#### Work required
Exactly reproduce each line of the listing that follows.

(Dataset items)
***

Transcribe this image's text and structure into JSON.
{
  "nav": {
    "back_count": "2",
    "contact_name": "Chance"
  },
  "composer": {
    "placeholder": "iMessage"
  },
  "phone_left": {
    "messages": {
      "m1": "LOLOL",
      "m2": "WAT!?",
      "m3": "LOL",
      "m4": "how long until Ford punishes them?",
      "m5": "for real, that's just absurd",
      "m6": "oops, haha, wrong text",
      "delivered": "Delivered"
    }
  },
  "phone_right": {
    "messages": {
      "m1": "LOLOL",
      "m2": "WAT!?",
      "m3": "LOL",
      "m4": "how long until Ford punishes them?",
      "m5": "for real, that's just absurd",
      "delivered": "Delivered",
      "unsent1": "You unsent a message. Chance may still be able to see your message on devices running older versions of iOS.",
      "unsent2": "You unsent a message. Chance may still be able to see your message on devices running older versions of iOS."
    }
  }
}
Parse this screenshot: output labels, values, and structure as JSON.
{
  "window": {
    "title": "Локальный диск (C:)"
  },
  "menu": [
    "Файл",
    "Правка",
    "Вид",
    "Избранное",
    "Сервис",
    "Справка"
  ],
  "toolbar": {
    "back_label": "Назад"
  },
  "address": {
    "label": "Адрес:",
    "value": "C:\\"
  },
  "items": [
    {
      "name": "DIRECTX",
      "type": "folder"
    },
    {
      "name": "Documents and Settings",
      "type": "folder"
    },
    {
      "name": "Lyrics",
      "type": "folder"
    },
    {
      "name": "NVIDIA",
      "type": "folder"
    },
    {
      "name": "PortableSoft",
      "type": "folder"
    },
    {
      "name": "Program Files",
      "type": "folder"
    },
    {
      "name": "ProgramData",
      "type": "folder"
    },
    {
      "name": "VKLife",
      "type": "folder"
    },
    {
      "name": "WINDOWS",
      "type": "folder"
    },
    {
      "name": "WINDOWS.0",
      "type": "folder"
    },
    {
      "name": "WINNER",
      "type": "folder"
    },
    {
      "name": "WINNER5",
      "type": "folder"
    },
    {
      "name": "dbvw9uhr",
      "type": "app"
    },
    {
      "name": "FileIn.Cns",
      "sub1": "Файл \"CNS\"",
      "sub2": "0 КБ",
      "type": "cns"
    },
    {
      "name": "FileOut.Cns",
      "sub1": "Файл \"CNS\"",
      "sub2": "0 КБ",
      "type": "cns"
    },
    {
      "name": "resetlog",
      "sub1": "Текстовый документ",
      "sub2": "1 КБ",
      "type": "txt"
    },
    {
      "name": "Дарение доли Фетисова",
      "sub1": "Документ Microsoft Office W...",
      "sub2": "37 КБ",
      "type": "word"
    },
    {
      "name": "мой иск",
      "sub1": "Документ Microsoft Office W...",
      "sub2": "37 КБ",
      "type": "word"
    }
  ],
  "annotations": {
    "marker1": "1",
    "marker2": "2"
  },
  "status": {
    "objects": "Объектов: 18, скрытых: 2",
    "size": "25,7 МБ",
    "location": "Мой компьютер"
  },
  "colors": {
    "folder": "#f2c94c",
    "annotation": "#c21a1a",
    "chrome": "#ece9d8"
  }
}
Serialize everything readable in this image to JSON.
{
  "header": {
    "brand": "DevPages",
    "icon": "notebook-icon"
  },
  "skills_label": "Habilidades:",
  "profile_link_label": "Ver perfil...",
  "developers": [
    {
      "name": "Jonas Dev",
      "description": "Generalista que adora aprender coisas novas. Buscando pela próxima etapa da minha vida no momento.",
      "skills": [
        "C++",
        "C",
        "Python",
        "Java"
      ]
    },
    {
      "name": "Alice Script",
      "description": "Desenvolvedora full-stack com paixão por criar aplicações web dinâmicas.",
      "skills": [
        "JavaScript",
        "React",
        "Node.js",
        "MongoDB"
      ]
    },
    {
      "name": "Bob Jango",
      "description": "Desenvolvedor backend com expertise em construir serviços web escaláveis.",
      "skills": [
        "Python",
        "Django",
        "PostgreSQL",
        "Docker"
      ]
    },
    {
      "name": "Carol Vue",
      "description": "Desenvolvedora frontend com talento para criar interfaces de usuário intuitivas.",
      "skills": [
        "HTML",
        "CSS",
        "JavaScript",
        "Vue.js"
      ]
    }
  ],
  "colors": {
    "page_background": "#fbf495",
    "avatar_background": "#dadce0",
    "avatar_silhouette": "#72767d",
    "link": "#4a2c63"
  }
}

***

#### Output
Transcribe this image's text and structure into JSON.
{
  "nav": {
    "back_count": "2",
    "contact_name": "Chance"
  },
  "composer": {
    "placeholder": "iMessage"
  },
  "phone_left": {
    "messages": {
      "m1": "LOLOL",
      "m2": "WAT!?",
      "m3": "LOL",
      "m4": "how long until Ford punishes them?",
      "m5": "for real, that's just absurd",
      "m6": "oops, haha, wrong text",
      "delivered": "Delivered"
    }
  },
  "phone_right": {
    "messages": {
      "m1": "LOLOL",
      "m2": "WAT!?",
      "m3": "LOL",
      "m4": "how long until Ford punishes them?",
      "m5": "for real, that's just absurd",
      "delivered": "Delivered",
      "unsent1": "You unsent a message. Chance may still be able to see your message on devices running older versions of iOS.",
      "unsent2": "You unsent a message. Chance may still be able to see your message on devices running older versions of iOS."
    }
  }
}
Parse this screenshot: output labels, values, and structure as JSON.
{
  "window": {
    "title": "Локальный диск (C:)"
  },
  "menu": [
    "Файл",
    "Правка",
    "Вид",
    "Избранное",
    "Сервис",
    "Справка"
  ],
  "toolbar": {
    "back_label": "Назад"
  },
  "address": {
    "label": "Адрес:",
    "value": "C:\\"
  },
  "items": [
    {
      "name": "DIRECTX",
      "type": "folder"
    },
    {
      "name": "Documents and Settings",
      "type": "folder"
    },
    {
      "name": "Lyrics",
      "type": "folder"
    },
    {
      "name": "NVIDIA",
      "type": "folder"
    },
    {
      "name": "PortableSoft",
      "type": "folder"
    },
    {
      "name": "Program Files",
      "type": "folder"
    },
    {
      "name": "ProgramData",
      "type": "folder"
    },
    {
      "name": "VKLife",
      "type": "folder"
    },
    {
      "name": "WINDOWS",
      "type": "folder"
    },
    {
      "name": "WINDOWS.0",
      "type": "folder"
    },
    {
      "name": "WINNER",
      "type": "folder"
    },
    {
      "name": "WINNER5",
      "type": "folder"
    },
    {
      "name": "dbvw9uhr",
      "type": "app"
    },
    {
      "name": "FileIn.Cns",
      "sub1": "Файл \"CNS\"",
      "sub2": "0 КБ",
      "type": "cns"
    },
    {
      "name": "FileOut.Cns",
      "sub1": "Файл \"CNS\"",
      "sub2": "0 КБ",
      "type": "cns"
    },
    {
      "name": "resetlog",
      "sub1": "Текстовый документ",
      "sub2": "1 КБ",
      "type": "txt"
    },
    {
      "name": "Дарение доли Фетисова",
      "sub1": "Документ Microsoft Office W...",
      "sub2": "37 КБ",
      "type": "word"
    },
    {
      "name": "мой иск",
      "sub1": "Документ Microsoft Office W...",
      "sub2": "37 КБ",
      "type": "word"
    }
  ],
  "annotations": {
    "marker1": "1",
    "marker2": "2"
  },
  "status": {
    "objects": "Объектов: 18, скрытых: 2",
    "size": "25,7 МБ",
    "location": "Мой компьютер"
  },
  "colors": {
    "folder": "#f2c94c",
    "annotation": "#c21a1a",
    "chrome": "#ece9d8"
  }
}
Serialize everything readable in this image to JSON.
{
  "header": {
    "brand": "DevPages",
    "icon": "notebook-icon"
  },
  "skills_label": "Habilidades:",
  "profile_link_label": "Ver perfil...",
  "developers": [
    {
      "name": "Jonas Dev",
      "description": "Generalista que adora aprender coisas novas. Buscando pela próxima etapa da minha vida no momento.",
      "skills": [
        "C++",
        "C",
        "Python",
        "Java"
      ]
    },
    {
      "name": "Alice Script",
      "description": "Desenvolvedora full-stack com paixão por criar aplicações web dinâmicas.",
      "skills": [
        "JavaScript",
        "React",
        "Node.js",
        "MongoDB"
      ]
    },
    {
      "name": "Bob Jango",
      "description": "Desenvolvedor backend com expertise em construir serviços web escaláveis.",
      "skills": [
        "Python",
        "Django",
        "PostgreSQL",
        "Docker"
      ]
    },
    {
      "name": "Carol Vue",
      "description": "Desenvolvedora frontend com talento para criar interfaces de usuário intuitivas.",
      "skills": [
        "HTML",
        "CSS",
        "JavaScript",
        "Vue.js"
      ]
    }
  ],
  "colors": {
    "page_background": "#fbf495",
    "avatar_background": "#dadce0",
    "avatar_silhouette": "#72767d",
    "link": "#4a2c63"
  }
}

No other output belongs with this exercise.